__THE EXERCISE__: Write out all of the entries that follow, word for word, but skip the pictures.

________________________________________

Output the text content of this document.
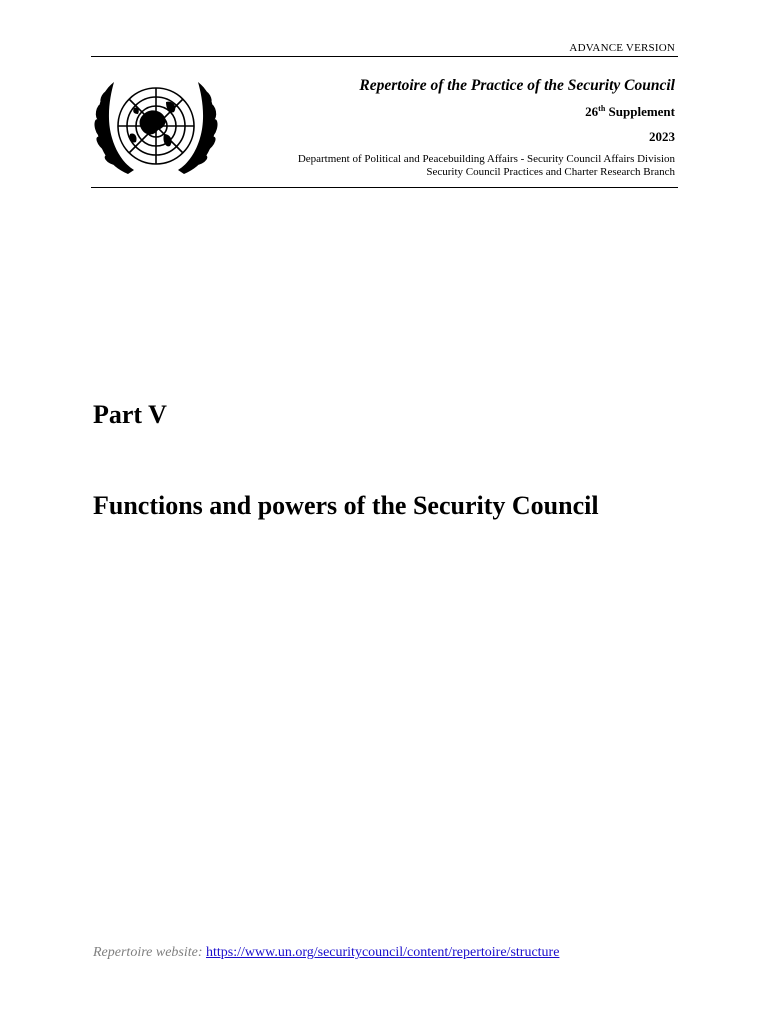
ADVANCE VERSION
Repertoire of the Practice of the Security Council
26th Supplement
2023
Department of Political and Peacebuilding Affairs - Security Council Affairs Division
Security Council Practices and Charter Research Branch
Part V
Functions and powers of the Security Council
Repertoire website: https://www.un.org/securitycouncil/content/repertoire/structure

________________________________________

__EXERCISE SOLUTION__:
Output the text content of this document.
ADVANCE VERSION
Repertoire of the Practice of the Security Council
26th Supplement
2023
Department of Political and Peacebuilding Affairs - Security Council Affairs Division
Security Council Practices and Charter Research Branch
Part V
Functions and powers of the Security Council
Repertoire website: https://www.un.org/securitycouncil/content/repertoire/structure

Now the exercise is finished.